WRITTEN EXERCISE: Gather up all lines that carry the word "from".

START MATERIAL TO PROCESS

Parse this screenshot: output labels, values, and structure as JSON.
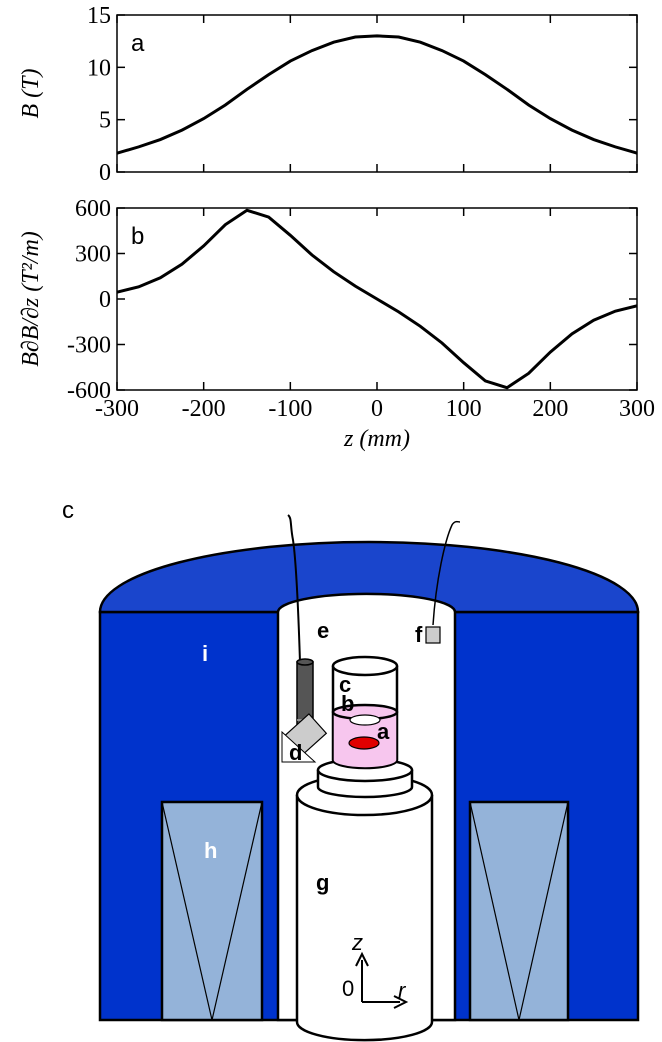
{
  "chart_data": [
    {
      "type": "line",
      "panel_label": "a",
      "ylabel": "B (T)",
      "color": "#000000",
      "x": [
        -300,
        -275,
        -250,
        -225,
        -200,
        -175,
        -150,
        -125,
        -100,
        -75,
        -50,
        -25,
        0,
        25,
        50,
        75,
        100,
        125,
        150,
        175,
        200,
        225,
        250,
        275,
        300
      ],
      "values": [
        1.8,
        2.4,
        3.1,
        4.0,
        5.1,
        6.4,
        7.9,
        9.3,
        10.6,
        11.6,
        12.4,
        12.9,
        13.0,
        12.9,
        12.4,
        11.6,
        10.6,
        9.3,
        7.9,
        6.4,
        5.1,
        4.0,
        3.1,
        2.4,
        1.8
      ],
      "xlim": [
        -300,
        300
      ],
      "ylim": [
        0,
        15
      ],
      "yticks": [
        0,
        5,
        10,
        15
      ]
    },
    {
      "type": "line",
      "panel_label": "b",
      "ylabel": "B∂B/∂z (T²/m)",
      "xlabel": "z (mm)",
      "color": "#000000",
      "x": [
        -300,
        -275,
        -250,
        -225,
        -200,
        -175,
        -150,
        -125,
        -100,
        -75,
        -50,
        -25,
        0,
        25,
        50,
        75,
        100,
        125,
        150,
        175,
        200,
        225,
        250,
        275,
        300
      ],
      "values": [
        45,
        80,
        140,
        230,
        350,
        490,
        585,
        540,
        420,
        290,
        180,
        85,
        0,
        -85,
        -180,
        -290,
        -420,
        -540,
        -585,
        -490,
        -350,
        -230,
        -140,
        -80,
        -45
      ],
      "xlim": [
        -300,
        300
      ],
      "xticks": [
        -300,
        -200,
        -100,
        0,
        100,
        200,
        300
      ],
      "ylim": [
        -600,
        600
      ],
      "yticks": [
        -600,
        -300,
        0,
        300,
        600
      ]
    }
  ],
  "diagram": {
    "panel_label": "c",
    "labels": [
      "a",
      "b",
      "c",
      "d",
      "e",
      "f",
      "g",
      "h",
      "i"
    ],
    "axis_z": "z",
    "axis_origin": "0",
    "axis_r": "r"
  }
}
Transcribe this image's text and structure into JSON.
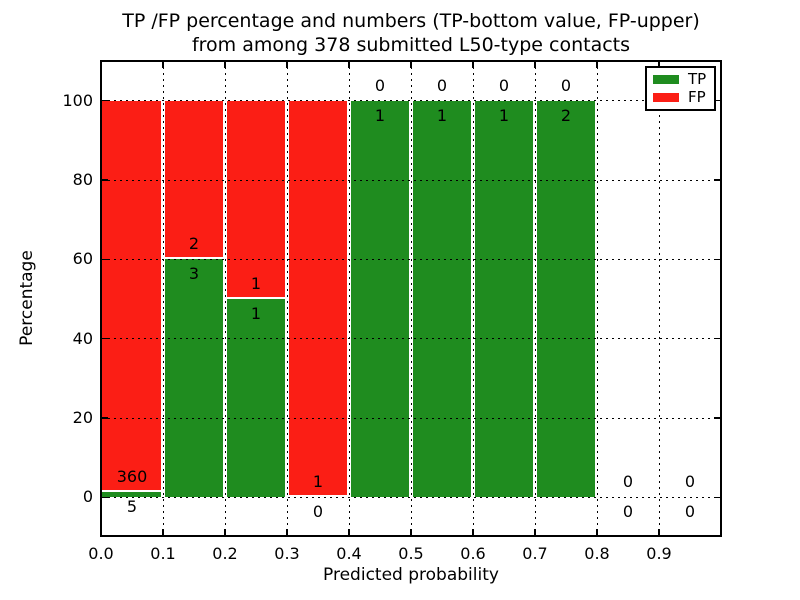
{
  "figure": {
    "background": "#ffffff"
  },
  "chart_data": {
    "type": "bar",
    "stacked": true,
    "title": "TP /FP percentage and numbers (TP-bottom value, FP-upper) from among 378 submitted L50-type contacts",
    "title_lines": [
      "TP /FP percentage and numbers (TP-bottom value, FP-upper)",
      "from among 378 submitted L50-type contacts"
    ],
    "total_submitted_contacts": 378,
    "xlabel": "Predicted probability",
    "ylabel": "Percentage",
    "xlim": [
      0.0,
      1.0
    ],
    "ylim": [
      -10,
      110
    ],
    "xticks": [
      "0.0",
      "0.1",
      "0.2",
      "0.3",
      "0.4",
      "0.5",
      "0.6",
      "0.7",
      "0.8",
      "0.9"
    ],
    "xtick_values": [
      0.0,
      0.1,
      0.2,
      0.3,
      0.4,
      0.5,
      0.6,
      0.7,
      0.8,
      0.9
    ],
    "yticks": [
      "0",
      "20",
      "40",
      "60",
      "80",
      "100"
    ],
    "ytick_values": [
      0,
      20,
      40,
      60,
      80,
      100
    ],
    "grid": {
      "on": true,
      "style": "dotted",
      "color": "#000000"
    },
    "bins": [
      {
        "range": [
          0.0,
          0.1
        ],
        "tp": 5,
        "fp": 360,
        "tp_percent": 1.4,
        "fp_percent": 98.6
      },
      {
        "range": [
          0.1,
          0.2
        ],
        "tp": 3,
        "fp": 2,
        "tp_percent": 60,
        "fp_percent": 40
      },
      {
        "range": [
          0.2,
          0.3
        ],
        "tp": 1,
        "fp": 1,
        "tp_percent": 50,
        "fp_percent": 50
      },
      {
        "range": [
          0.3,
          0.4
        ],
        "tp": 0,
        "fp": 1,
        "tp_percent": 0,
        "fp_percent": 100
      },
      {
        "range": [
          0.4,
          0.5
        ],
        "tp": 1,
        "fp": 0,
        "tp_percent": 100,
        "fp_percent": 0
      },
      {
        "range": [
          0.5,
          0.6
        ],
        "tp": 1,
        "fp": 0,
        "tp_percent": 100,
        "fp_percent": 0
      },
      {
        "range": [
          0.6,
          0.7
        ],
        "tp": 1,
        "fp": 0,
        "tp_percent": 100,
        "fp_percent": 0
      },
      {
        "range": [
          0.7,
          0.8
        ],
        "tp": 2,
        "fp": 0,
        "tp_percent": 100,
        "fp_percent": 0
      },
      {
        "range": [
          0.8,
          0.9
        ],
        "tp": 0,
        "fp": 0,
        "tp_percent": null,
        "fp_percent": null
      },
      {
        "range": [
          0.9,
          1.0
        ],
        "tp": 0,
        "fp": 0,
        "tp_percent": null,
        "fp_percent": null
      }
    ],
    "legend": {
      "position": "upper right",
      "entries": [
        {
          "label": "TP",
          "color": "#1f8c1f"
        },
        {
          "label": "FP",
          "color": "#fb1e15"
        }
      ]
    },
    "colors": {
      "tp": "#1f8c1f",
      "fp": "#fb1e15",
      "grid": "#000000",
      "text": "#000000"
    }
  }
}
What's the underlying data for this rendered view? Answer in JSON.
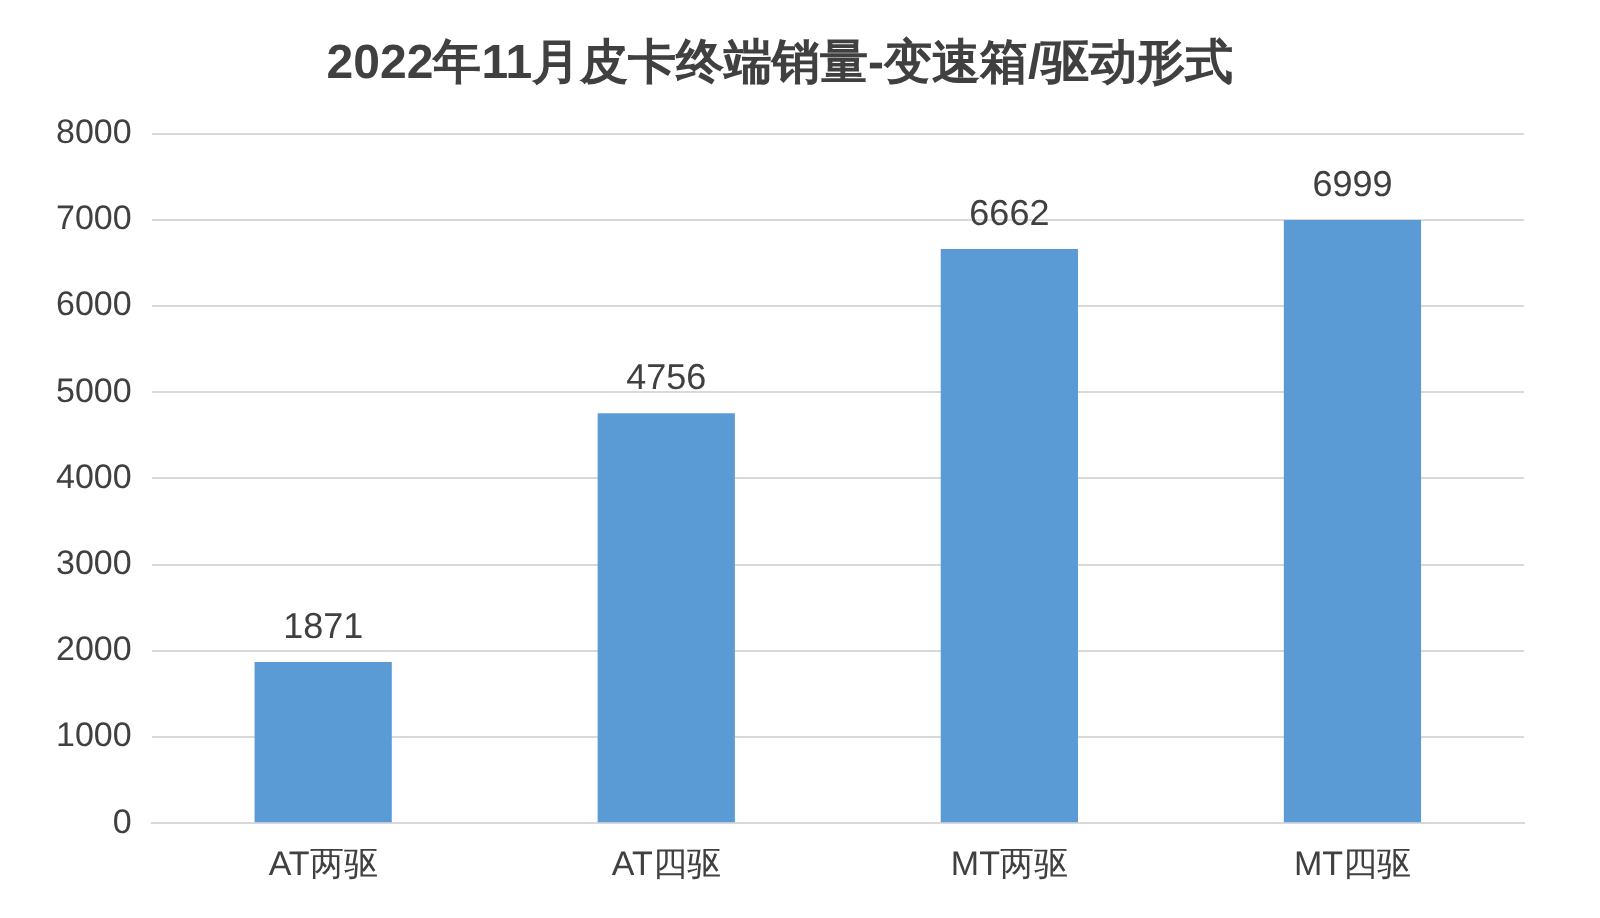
{
  "chart_data": {
    "type": "bar",
    "title": "2022年11月皮卡终端销量-变速箱/驱动形式",
    "categories": [
      "AT两驱",
      "AT四驱",
      "MT两驱",
      "MT四驱"
    ],
    "values": [
      1871,
      4756,
      6662,
      6999
    ],
    "color": "#5b9bd5",
    "ylim": [
      0,
      8000
    ],
    "yticks": [
      0,
      1000,
      2000,
      3000,
      4000,
      5000,
      6000,
      7000,
      8000
    ],
    "grid": "y",
    "data_labels": true,
    "legend": false
  }
}
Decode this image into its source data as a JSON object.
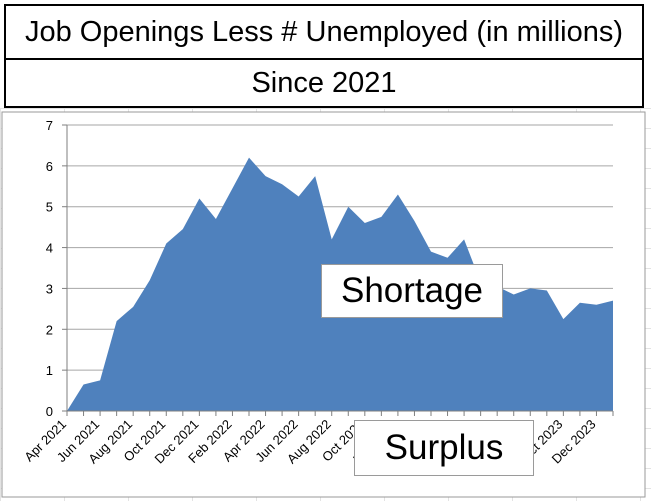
{
  "chart_data": {
    "type": "area",
    "title": "Job Openings Less # Unemployed (in millions)",
    "subtitle": "Since 2021",
    "xlabel": "",
    "ylabel": "",
    "ylim": [
      0,
      7
    ],
    "yticks": [
      0,
      1,
      2,
      3,
      4,
      5,
      6,
      7
    ],
    "grid": true,
    "legend": "none",
    "fill_color": "#4f81bd",
    "x": [
      "Apr 2021",
      "May 2021",
      "Jun 2021",
      "Jul 2021",
      "Aug 2021",
      "Sep 2021",
      "Oct 2021",
      "Nov 2021",
      "Dec 2021",
      "Jan 2022",
      "Feb 2022",
      "Mar 2022",
      "Apr 2022",
      "May 2022",
      "Jun 2022",
      "Jul 2022",
      "Aug 2022",
      "Sep 2022",
      "Oct 2022",
      "Nov 2022",
      "Dec 2022",
      "Jan 2023",
      "Feb 2023",
      "Mar 2023",
      "Apr 2023",
      "May 2023",
      "Jun 2023",
      "Jul 2023",
      "Aug 2023",
      "Sep 2023",
      "Oct 2023",
      "Nov 2023",
      "Dec 2023",
      "Jan 2024"
    ],
    "tick_labels": [
      "Apr 2021",
      "Jun 2021",
      "Aug 2021",
      "Oct 2021",
      "Dec 2021",
      "Feb 2022",
      "Apr 2022",
      "Jun 2022",
      "Aug 2022",
      "Oct 2022",
      "Dec 2022",
      "Feb 2023",
      "Apr 2023",
      "Jun 2023",
      "Aug 2023",
      "Oct 2023",
      "Dec 2023"
    ],
    "values": [
      0.0,
      0.65,
      0.75,
      2.2,
      2.55,
      3.2,
      4.1,
      4.45,
      5.2,
      4.7,
      5.45,
      6.2,
      5.75,
      5.55,
      5.25,
      5.75,
      4.2,
      5.0,
      4.6,
      4.75,
      5.3,
      4.65,
      3.9,
      3.75,
      4.2,
      3.15,
      3.05,
      2.85,
      3.0,
      2.95,
      2.25,
      2.65,
      2.6,
      2.7
    ],
    "annotations": [
      "Shortage",
      "Surplus"
    ]
  }
}
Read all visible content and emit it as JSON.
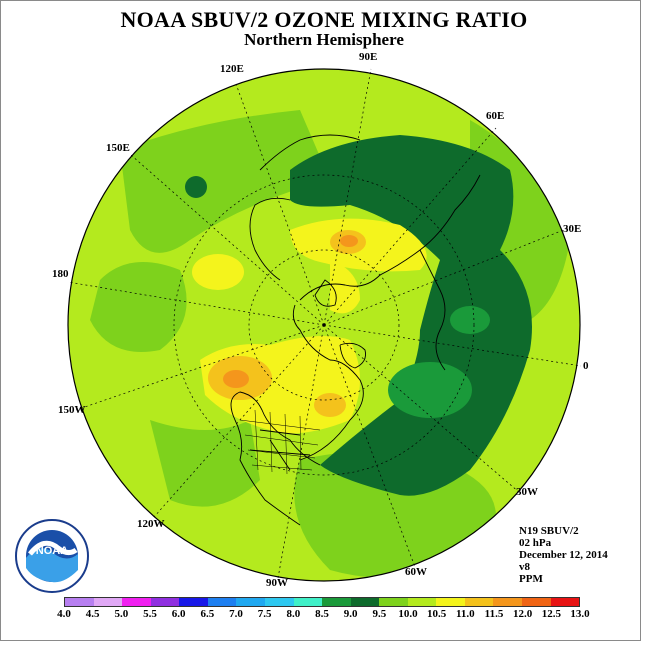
{
  "title": "NOAA SBUV/2 OZONE MIXING RATIO",
  "subtitle": "Northern Hemisphere",
  "longitude_labels": [
    {
      "id": "lon-90e",
      "text": "90E"
    },
    {
      "id": "lon-60e",
      "text": "60E"
    },
    {
      "id": "lon-30e",
      "text": "30E"
    },
    {
      "id": "lon-0",
      "text": "0"
    },
    {
      "id": "lon-30w",
      "text": "30W"
    },
    {
      "id": "lon-60w",
      "text": "60W"
    },
    {
      "id": "lon-90w",
      "text": "90W"
    },
    {
      "id": "lon-120w",
      "text": "120W"
    },
    {
      "id": "lon-150w",
      "text": "150W"
    },
    {
      "id": "lon-180",
      "text": "180"
    },
    {
      "id": "lon-150e",
      "text": "150E"
    },
    {
      "id": "lon-120e",
      "text": "120E"
    }
  ],
  "info": {
    "satellite": "N19 SBUV/2",
    "level": "02 hPa",
    "date": "December 12, 2014",
    "version": "v8",
    "units": "PPM"
  },
  "logo_text": "NOAA",
  "colorbar": {
    "ticks": [
      "4.0",
      "4.5",
      "5.0",
      "5.5",
      "6.0",
      "6.5",
      "7.0",
      "7.5",
      "8.0",
      "8.5",
      "9.0",
      "9.5",
      "10.0",
      "10.5",
      "11.0",
      "11.5",
      "12.0",
      "12.5",
      "13.0"
    ],
    "colors": [
      "#b77ff0",
      "#e0a8f5",
      "#f020f0",
      "#9030e0",
      "#1818e8",
      "#1e7ff0",
      "#20a8f0",
      "#2ec8f0",
      "#40f0c8",
      "#1a9a3a",
      "#0e6b2c",
      "#7ed21c",
      "#b4ea1e",
      "#f4f41c",
      "#f4c21c",
      "#f4961c",
      "#f06414",
      "#e81414",
      "#8c5a3c"
    ]
  },
  "colors": {
    "dark_green": "#0e6b2c",
    "mid_green": "#7ed21c",
    "light_green": "#b4ea1e",
    "yellow": "#f4f41c",
    "orange": "#f4c21c",
    "dark_orange": "#f4961c"
  }
}
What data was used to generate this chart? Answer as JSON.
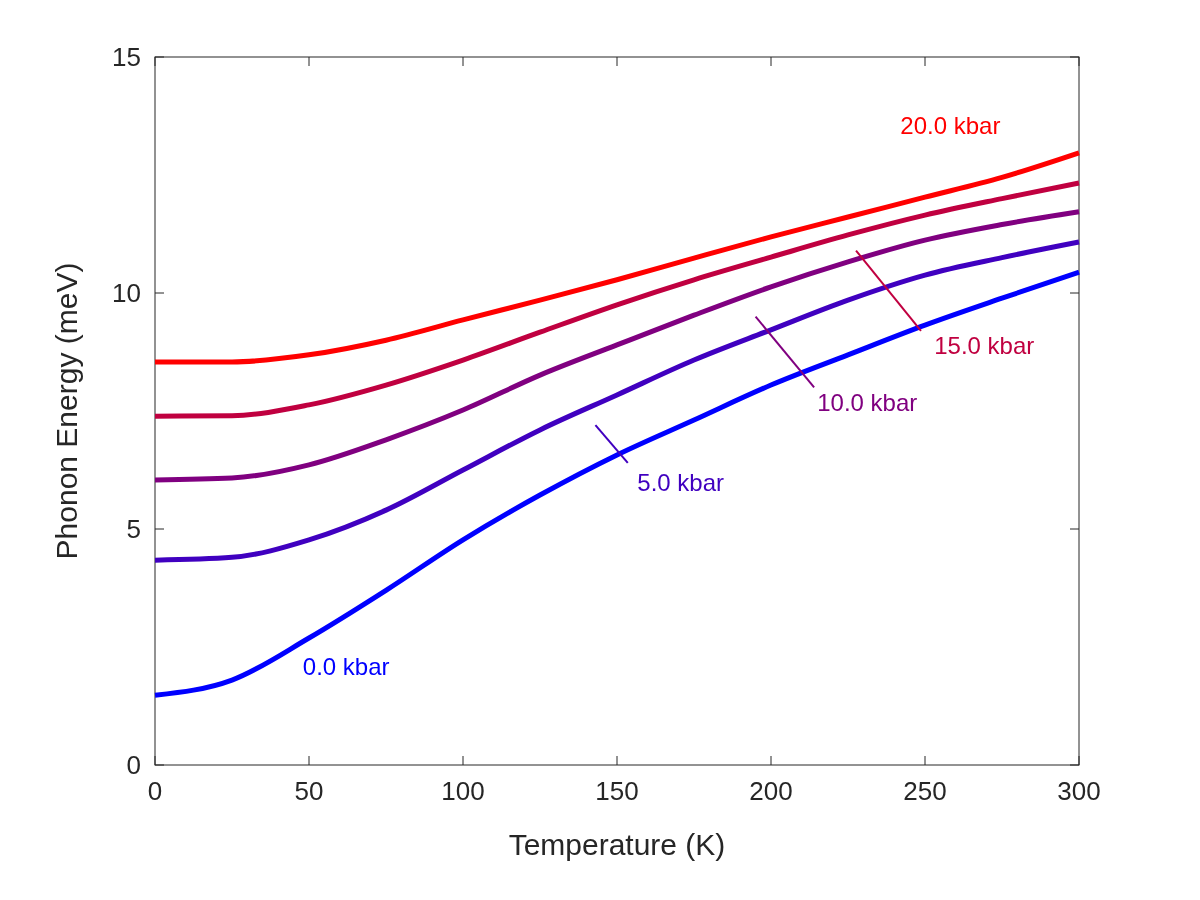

END MATERIAL TO PROCESS

WRITTEN REPLY:
    "title": "TP /FP percentage and numbers (TP-bottom value, FP-upper) from among 378 submitted L50-type contacts",
      "from among 378 submitted L50-type contacts"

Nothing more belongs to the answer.